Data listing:
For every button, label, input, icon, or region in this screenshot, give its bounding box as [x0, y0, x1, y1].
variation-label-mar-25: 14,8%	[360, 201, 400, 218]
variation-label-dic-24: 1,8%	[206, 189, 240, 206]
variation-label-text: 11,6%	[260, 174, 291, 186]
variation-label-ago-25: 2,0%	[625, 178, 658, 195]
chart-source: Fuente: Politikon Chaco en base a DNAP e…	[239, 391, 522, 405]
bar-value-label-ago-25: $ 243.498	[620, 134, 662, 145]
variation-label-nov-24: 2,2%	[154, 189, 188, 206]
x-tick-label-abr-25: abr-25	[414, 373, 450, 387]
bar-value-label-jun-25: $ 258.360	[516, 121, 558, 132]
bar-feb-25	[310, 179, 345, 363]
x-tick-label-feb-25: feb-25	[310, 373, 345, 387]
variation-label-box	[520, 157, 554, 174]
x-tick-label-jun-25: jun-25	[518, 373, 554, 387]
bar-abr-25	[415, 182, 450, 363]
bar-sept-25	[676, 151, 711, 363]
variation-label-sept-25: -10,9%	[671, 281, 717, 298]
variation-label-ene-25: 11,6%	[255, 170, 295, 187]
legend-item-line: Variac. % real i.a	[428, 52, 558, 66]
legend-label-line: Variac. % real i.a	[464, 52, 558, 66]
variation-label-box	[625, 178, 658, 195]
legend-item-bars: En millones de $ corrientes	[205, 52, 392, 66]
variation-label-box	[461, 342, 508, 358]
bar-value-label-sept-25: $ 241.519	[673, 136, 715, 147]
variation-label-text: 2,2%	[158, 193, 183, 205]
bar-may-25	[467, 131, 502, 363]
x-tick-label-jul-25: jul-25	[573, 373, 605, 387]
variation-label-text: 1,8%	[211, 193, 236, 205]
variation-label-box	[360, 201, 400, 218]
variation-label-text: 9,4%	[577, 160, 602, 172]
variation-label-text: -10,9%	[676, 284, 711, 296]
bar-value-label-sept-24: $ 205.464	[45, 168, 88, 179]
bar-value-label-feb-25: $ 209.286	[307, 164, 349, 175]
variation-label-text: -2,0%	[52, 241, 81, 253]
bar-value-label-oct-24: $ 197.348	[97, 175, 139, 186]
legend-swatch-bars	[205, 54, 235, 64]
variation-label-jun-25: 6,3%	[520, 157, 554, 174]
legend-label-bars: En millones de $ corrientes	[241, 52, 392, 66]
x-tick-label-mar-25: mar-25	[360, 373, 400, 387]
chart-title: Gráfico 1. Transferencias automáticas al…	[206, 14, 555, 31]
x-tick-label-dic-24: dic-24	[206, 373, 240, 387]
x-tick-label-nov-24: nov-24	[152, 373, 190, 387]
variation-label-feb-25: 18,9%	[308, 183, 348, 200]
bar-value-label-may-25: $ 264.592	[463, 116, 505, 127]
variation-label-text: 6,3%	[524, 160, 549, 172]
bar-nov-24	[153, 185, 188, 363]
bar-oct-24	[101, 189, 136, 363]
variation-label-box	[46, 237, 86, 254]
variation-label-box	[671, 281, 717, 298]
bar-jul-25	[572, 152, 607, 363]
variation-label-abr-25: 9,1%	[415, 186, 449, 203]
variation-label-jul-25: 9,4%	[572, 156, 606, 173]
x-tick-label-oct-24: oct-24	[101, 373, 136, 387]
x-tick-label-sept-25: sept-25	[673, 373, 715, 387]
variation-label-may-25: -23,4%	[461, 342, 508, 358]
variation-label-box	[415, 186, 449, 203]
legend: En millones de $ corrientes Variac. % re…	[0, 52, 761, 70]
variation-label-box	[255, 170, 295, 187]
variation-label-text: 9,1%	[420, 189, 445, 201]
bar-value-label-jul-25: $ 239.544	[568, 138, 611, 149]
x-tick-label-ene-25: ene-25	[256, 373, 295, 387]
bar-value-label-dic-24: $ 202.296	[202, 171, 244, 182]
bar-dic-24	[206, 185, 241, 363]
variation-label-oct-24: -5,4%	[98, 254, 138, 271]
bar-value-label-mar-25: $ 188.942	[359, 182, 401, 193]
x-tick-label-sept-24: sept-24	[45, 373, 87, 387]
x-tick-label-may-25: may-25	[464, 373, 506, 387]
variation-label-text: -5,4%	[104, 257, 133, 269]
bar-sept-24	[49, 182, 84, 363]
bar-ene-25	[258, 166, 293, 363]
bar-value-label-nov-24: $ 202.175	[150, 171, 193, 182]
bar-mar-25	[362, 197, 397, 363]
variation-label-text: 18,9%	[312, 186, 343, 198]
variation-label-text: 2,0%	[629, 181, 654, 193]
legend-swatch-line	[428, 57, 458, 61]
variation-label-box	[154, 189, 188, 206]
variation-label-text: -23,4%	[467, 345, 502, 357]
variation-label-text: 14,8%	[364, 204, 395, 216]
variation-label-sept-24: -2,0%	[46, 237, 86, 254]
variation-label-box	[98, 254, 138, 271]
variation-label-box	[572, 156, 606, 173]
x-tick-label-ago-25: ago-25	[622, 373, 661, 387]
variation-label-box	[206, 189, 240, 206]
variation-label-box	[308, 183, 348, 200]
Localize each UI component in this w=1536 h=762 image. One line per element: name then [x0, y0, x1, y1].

---

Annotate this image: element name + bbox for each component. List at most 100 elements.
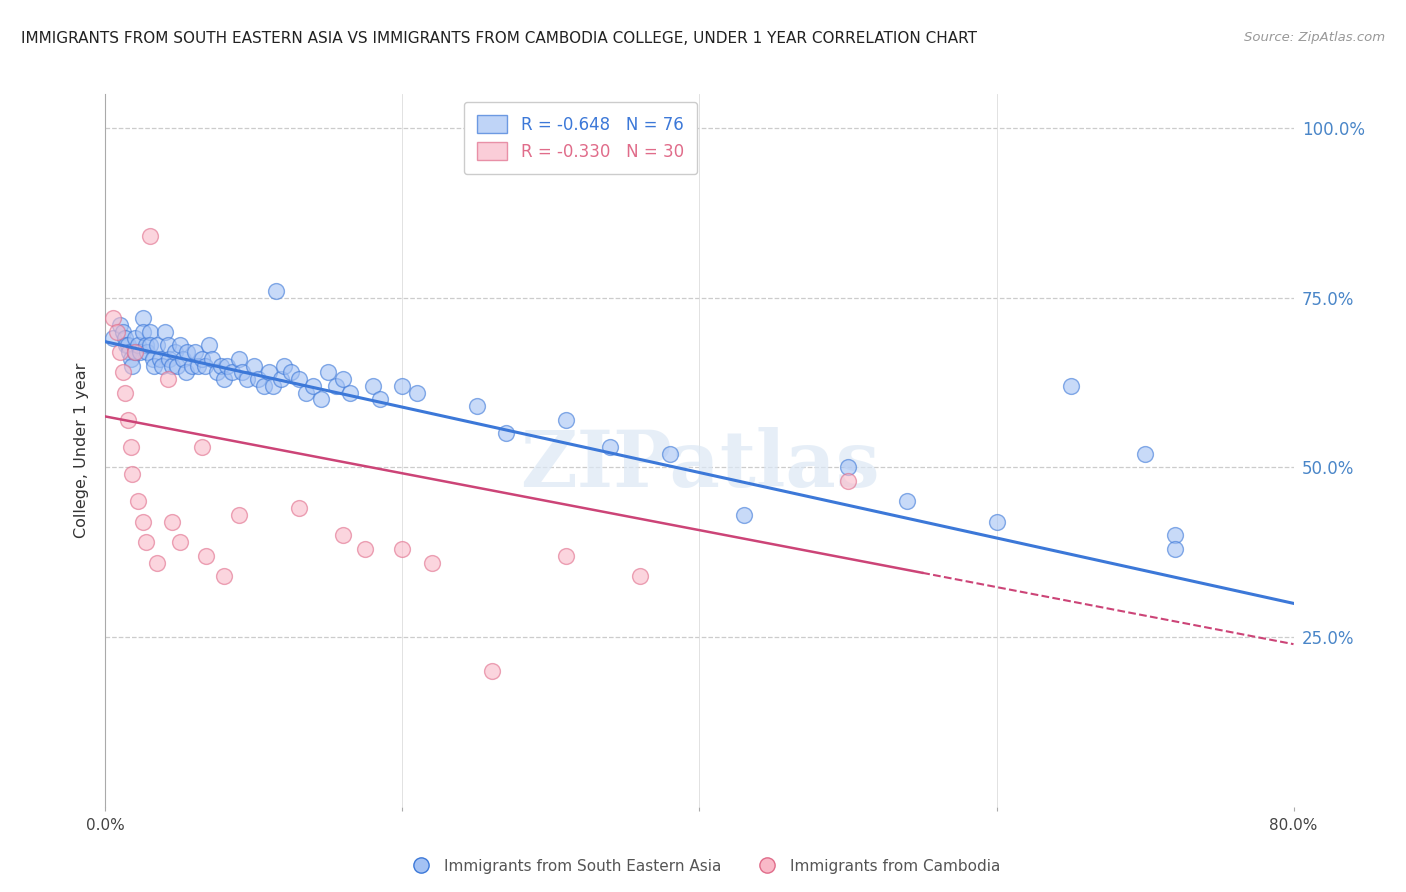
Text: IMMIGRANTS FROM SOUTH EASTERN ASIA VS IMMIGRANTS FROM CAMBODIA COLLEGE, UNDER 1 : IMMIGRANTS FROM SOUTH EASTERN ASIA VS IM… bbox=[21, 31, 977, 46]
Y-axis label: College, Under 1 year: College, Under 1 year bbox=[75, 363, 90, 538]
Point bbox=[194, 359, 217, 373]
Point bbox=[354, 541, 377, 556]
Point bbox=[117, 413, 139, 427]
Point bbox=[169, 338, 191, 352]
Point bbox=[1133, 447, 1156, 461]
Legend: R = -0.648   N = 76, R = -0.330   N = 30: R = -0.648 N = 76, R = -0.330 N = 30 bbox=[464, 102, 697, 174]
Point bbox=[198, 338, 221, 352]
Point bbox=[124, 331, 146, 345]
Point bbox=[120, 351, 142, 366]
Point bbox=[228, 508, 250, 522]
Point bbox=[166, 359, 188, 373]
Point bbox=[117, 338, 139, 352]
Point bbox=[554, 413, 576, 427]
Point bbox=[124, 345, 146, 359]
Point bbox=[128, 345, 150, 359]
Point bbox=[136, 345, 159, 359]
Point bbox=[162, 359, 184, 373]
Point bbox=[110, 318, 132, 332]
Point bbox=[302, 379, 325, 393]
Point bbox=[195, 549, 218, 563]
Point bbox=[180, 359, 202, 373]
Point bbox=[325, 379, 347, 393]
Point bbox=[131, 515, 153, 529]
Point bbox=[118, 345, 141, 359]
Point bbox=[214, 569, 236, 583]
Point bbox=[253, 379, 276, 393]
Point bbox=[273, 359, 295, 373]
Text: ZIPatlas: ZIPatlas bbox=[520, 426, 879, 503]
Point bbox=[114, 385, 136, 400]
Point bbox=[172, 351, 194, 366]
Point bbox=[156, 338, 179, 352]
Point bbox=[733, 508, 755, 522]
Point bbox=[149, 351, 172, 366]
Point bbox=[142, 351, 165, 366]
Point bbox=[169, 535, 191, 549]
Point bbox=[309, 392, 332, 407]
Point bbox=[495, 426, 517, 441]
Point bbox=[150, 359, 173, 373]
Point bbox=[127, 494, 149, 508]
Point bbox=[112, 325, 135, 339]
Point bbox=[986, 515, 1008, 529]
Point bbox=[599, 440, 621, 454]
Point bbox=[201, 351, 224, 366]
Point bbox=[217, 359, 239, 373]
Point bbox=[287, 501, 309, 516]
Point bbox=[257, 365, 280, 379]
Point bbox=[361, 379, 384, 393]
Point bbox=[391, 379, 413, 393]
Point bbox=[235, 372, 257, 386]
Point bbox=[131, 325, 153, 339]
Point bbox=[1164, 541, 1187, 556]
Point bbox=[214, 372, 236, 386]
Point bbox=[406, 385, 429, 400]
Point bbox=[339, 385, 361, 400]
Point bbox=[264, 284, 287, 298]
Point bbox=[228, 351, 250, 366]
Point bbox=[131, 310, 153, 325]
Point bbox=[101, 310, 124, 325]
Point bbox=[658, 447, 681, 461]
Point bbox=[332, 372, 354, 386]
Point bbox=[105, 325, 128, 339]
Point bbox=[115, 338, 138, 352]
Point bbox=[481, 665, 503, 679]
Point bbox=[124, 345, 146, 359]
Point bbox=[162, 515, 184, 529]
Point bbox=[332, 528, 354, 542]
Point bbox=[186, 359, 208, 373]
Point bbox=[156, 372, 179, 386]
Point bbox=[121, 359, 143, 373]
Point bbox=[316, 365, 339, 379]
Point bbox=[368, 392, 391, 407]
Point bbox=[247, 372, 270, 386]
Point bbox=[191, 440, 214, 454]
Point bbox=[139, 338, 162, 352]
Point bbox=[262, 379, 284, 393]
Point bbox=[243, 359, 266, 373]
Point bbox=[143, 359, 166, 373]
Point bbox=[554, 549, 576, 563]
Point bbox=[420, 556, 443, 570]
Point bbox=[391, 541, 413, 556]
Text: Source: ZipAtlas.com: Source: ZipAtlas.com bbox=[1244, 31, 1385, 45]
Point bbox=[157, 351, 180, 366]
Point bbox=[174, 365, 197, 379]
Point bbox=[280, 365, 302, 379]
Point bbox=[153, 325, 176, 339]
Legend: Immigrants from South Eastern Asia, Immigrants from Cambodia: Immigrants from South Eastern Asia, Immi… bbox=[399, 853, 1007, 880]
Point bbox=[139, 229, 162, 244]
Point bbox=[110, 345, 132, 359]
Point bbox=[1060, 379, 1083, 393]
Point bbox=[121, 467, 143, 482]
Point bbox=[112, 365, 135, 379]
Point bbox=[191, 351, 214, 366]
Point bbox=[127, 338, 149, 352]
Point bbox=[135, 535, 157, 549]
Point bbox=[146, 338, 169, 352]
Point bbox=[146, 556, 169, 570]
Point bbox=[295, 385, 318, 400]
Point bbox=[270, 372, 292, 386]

### WORK REQUIRED
Count the lines in the material that contain the string "sept", treating uppercase and lowercase as different, and reply with only that number.

### RESULT OF THE TASK
8